[Stored data entries]
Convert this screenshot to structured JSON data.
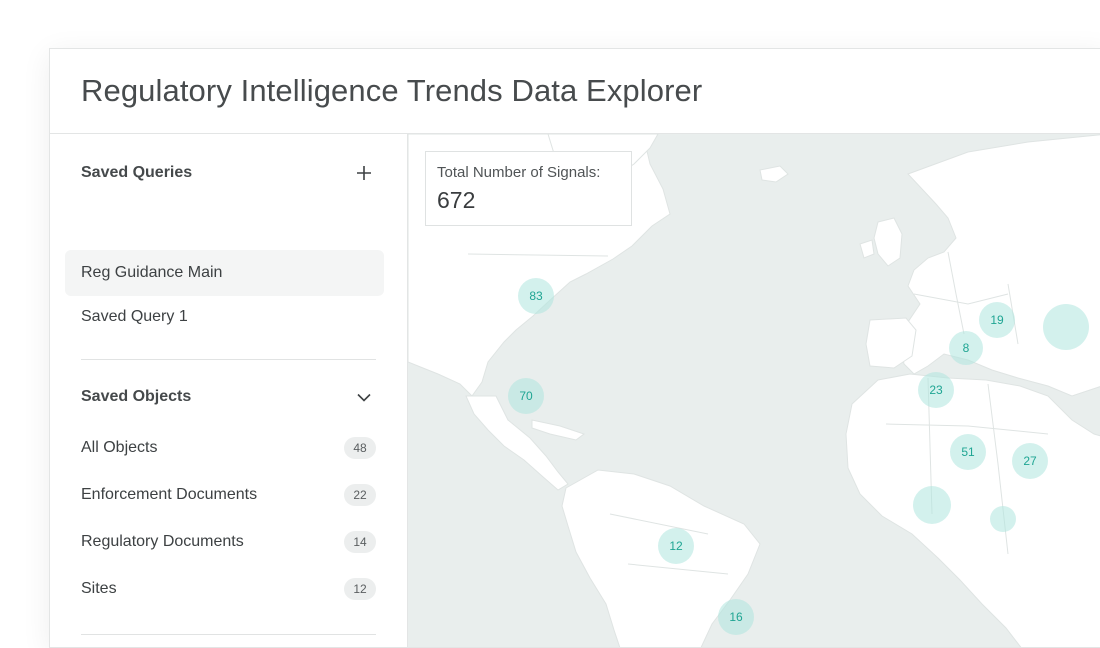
{
  "title": "Regulatory Intelligence Trends Data Explorer",
  "sidebar": {
    "saved_queries": {
      "label": "Saved Queries",
      "items": [
        {
          "label": "Reg Guidance Main"
        },
        {
          "label": "Saved Query 1"
        }
      ]
    },
    "saved_objects": {
      "label": "Saved Objects",
      "items": [
        {
          "label": "All Objects",
          "count": "48"
        },
        {
          "label": "Enforcement Documents",
          "count": "22"
        },
        {
          "label": "Regulatory Documents",
          "count": "14"
        },
        {
          "label": "Sites",
          "count": "12"
        }
      ]
    }
  },
  "map": {
    "stat_label": "Total Number of Signals:",
    "stat_value": "672",
    "clusters": [
      {
        "label": "83"
      },
      {
        "label": "70"
      },
      {
        "label": "19"
      },
      {
        "label": "8"
      },
      {
        "label": "23"
      },
      {
        "label": "51"
      },
      {
        "label": "27"
      },
      {
        "label": "12"
      },
      {
        "label": "16"
      },
      {
        "label": ""
      },
      {
        "label": ""
      },
      {
        "label": ""
      }
    ]
  },
  "colors": {
    "map_land": "#ffffff",
    "map_water": "#e9eeed",
    "cluster_fill": "#afe6de",
    "cluster_text": "#1fa593"
  }
}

#### Challenge
From the entries above, list each line with "Regulatory" in it.

#### Worked solution
  "title": "Regulatory Intelligence Trends Data Explorer",
          "label": "Regulatory Documents",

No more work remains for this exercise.